Stated goal: Find out how many lines of the material contain the string "Bronze" and give only that figure.

Records to use:
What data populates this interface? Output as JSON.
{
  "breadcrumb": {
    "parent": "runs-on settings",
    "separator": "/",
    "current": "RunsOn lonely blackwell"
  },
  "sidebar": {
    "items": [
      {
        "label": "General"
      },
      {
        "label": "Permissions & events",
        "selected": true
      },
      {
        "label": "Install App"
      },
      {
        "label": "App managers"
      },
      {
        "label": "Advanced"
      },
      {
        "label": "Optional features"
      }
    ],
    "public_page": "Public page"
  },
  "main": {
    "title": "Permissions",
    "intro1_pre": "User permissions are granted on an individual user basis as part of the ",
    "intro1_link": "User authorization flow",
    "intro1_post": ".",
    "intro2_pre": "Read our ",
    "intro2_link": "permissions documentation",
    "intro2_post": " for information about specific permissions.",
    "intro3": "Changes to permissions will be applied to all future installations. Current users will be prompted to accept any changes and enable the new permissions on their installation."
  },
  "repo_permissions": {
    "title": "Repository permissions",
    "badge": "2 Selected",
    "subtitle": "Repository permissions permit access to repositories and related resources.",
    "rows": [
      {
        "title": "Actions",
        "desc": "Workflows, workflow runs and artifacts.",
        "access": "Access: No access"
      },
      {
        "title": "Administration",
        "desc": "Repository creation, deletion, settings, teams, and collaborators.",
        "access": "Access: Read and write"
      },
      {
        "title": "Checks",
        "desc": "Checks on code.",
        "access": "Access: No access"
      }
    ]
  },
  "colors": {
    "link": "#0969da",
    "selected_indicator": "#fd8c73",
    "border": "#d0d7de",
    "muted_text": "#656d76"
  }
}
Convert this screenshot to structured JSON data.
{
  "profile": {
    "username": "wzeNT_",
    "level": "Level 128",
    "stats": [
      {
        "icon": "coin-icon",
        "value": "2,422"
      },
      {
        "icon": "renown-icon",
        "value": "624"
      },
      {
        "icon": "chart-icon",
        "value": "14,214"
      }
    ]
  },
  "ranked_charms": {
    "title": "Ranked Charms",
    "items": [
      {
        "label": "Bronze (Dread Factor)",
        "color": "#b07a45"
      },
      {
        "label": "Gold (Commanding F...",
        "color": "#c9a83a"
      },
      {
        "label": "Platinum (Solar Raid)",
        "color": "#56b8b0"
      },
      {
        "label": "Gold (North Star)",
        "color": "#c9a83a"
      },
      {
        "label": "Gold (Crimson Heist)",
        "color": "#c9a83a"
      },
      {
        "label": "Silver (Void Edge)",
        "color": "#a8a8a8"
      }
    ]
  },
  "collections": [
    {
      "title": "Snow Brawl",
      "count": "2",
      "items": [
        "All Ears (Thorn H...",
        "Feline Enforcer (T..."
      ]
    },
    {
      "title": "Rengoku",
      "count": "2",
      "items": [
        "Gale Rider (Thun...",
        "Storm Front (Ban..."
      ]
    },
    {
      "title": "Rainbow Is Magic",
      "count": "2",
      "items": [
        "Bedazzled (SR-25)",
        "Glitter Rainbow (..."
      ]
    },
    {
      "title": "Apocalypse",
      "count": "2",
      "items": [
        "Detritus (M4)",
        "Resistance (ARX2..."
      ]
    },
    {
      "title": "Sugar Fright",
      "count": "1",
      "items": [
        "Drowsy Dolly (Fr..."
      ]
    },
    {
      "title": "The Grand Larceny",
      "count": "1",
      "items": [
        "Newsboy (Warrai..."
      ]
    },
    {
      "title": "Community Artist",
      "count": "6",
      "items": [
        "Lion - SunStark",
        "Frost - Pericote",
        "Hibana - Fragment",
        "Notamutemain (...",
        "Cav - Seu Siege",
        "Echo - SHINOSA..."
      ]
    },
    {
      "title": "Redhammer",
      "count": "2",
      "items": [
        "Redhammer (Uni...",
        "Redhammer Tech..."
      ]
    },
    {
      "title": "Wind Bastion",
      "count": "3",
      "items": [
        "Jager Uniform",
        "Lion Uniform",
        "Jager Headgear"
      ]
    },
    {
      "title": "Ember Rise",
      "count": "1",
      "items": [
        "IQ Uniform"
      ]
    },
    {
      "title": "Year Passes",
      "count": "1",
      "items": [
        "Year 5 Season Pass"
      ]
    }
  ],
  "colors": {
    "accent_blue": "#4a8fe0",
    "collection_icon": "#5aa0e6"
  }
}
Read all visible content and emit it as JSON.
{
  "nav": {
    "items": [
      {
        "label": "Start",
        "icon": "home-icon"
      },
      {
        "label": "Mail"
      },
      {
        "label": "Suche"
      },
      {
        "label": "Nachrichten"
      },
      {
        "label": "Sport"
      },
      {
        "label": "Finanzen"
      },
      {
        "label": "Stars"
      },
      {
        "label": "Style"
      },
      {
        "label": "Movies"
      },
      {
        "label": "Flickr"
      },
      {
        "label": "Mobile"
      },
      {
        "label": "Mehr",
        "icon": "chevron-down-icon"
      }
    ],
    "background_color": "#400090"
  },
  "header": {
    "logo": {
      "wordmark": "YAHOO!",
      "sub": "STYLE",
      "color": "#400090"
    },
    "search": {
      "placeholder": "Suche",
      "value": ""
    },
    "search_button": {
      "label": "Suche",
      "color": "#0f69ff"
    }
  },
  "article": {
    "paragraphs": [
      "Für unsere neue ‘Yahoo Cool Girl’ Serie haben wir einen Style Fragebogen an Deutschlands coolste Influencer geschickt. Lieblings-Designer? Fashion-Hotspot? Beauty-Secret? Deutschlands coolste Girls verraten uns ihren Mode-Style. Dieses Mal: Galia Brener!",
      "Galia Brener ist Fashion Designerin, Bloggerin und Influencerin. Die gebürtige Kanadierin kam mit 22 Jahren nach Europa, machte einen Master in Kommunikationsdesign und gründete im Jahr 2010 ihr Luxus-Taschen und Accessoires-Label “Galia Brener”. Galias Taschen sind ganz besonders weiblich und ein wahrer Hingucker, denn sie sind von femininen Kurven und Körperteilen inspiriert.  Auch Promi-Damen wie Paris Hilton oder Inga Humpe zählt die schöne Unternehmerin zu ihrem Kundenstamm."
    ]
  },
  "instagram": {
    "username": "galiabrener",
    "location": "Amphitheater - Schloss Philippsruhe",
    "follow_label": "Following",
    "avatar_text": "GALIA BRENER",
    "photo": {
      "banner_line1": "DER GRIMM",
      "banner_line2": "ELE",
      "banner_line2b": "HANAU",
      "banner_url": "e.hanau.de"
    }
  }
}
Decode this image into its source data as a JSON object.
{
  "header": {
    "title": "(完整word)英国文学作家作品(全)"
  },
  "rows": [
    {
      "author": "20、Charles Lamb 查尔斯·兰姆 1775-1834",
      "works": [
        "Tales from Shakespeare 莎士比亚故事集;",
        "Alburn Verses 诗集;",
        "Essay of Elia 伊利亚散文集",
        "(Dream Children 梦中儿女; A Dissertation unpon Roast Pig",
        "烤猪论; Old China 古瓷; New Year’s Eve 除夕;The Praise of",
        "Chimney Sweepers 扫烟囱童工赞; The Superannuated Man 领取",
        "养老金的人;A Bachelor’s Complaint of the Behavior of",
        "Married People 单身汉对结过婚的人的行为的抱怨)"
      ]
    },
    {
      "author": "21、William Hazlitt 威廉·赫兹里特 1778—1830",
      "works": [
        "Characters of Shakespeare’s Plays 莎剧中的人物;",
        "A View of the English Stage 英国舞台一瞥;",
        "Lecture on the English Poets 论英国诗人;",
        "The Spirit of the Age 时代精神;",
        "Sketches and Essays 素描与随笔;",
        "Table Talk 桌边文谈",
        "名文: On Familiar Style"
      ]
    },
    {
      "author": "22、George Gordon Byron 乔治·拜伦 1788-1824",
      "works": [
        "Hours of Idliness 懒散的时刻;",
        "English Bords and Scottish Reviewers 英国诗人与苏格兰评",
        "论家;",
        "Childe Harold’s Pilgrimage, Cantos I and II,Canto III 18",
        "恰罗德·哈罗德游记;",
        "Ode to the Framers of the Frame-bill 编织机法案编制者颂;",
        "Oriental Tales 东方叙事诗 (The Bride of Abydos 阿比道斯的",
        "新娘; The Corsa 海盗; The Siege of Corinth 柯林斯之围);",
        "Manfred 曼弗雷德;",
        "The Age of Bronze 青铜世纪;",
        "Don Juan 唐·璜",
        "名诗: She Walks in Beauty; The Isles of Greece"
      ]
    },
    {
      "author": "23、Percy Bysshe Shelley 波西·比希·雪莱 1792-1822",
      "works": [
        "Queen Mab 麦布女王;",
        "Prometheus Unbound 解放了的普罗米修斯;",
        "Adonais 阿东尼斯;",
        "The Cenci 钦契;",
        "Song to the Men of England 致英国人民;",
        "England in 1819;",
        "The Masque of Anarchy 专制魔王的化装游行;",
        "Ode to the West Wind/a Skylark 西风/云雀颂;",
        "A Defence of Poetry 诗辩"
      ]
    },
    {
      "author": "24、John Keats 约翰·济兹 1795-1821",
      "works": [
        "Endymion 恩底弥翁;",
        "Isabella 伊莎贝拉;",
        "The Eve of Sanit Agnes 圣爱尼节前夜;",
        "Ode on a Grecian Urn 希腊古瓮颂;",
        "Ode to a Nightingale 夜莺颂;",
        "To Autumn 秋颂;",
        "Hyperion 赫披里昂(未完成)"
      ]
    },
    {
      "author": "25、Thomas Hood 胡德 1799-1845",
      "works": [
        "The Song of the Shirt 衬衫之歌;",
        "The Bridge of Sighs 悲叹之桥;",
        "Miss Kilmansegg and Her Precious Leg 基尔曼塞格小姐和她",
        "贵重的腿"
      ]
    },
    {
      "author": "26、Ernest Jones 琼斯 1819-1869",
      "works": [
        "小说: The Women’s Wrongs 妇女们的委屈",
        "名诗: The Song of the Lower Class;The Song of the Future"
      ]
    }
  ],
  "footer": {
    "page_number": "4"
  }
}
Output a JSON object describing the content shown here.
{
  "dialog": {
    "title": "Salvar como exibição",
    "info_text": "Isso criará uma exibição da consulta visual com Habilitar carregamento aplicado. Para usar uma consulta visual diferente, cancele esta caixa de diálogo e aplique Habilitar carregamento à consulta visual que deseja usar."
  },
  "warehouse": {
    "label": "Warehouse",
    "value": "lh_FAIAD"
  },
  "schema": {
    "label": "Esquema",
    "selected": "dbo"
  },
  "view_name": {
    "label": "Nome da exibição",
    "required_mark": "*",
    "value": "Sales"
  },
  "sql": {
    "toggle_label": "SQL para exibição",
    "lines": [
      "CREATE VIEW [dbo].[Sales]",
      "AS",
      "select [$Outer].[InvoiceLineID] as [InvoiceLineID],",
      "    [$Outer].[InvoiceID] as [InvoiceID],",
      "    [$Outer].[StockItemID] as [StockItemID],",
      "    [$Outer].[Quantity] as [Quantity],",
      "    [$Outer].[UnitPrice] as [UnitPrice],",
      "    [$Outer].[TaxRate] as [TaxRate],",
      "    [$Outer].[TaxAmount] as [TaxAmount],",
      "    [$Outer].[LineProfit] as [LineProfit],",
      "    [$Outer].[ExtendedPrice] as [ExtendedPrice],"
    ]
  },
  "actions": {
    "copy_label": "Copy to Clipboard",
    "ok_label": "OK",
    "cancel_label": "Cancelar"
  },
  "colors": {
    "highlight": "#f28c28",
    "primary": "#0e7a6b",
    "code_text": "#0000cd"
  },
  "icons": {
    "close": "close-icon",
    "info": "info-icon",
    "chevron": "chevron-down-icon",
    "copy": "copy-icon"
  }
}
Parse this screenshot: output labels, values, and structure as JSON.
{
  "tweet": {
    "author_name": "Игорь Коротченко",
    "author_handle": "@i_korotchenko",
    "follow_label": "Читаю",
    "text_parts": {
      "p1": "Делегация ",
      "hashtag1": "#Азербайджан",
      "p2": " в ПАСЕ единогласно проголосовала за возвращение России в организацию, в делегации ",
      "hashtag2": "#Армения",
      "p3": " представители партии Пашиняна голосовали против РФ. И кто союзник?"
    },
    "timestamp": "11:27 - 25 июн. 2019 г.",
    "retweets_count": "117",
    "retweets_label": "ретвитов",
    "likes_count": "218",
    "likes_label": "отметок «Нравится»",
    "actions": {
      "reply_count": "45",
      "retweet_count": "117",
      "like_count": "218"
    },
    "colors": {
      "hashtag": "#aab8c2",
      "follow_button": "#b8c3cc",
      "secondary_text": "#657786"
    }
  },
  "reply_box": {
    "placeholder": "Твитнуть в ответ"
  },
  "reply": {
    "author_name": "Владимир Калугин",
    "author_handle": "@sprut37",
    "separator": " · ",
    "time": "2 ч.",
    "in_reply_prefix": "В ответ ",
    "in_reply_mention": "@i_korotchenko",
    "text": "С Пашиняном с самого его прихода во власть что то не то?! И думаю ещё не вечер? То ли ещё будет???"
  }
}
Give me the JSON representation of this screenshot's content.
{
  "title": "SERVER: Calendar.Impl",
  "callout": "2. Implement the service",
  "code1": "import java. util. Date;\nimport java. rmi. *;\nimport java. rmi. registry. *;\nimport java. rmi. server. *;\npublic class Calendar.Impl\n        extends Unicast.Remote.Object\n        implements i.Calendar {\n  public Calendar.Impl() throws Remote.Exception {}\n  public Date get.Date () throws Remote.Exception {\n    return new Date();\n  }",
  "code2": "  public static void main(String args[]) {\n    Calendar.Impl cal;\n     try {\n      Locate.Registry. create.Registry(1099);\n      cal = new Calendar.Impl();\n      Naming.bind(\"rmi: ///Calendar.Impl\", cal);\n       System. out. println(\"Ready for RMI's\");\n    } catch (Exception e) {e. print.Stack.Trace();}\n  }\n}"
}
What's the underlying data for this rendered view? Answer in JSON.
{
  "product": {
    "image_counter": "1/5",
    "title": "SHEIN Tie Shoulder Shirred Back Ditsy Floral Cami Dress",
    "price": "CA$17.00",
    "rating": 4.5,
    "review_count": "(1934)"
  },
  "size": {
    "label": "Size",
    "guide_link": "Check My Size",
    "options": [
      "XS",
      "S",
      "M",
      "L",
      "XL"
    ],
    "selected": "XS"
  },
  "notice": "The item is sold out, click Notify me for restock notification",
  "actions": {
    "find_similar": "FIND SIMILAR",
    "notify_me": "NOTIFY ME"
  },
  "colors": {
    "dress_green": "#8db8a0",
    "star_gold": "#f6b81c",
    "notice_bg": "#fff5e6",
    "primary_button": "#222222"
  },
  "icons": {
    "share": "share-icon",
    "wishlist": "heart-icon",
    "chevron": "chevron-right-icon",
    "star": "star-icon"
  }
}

Solution to this exercise: 2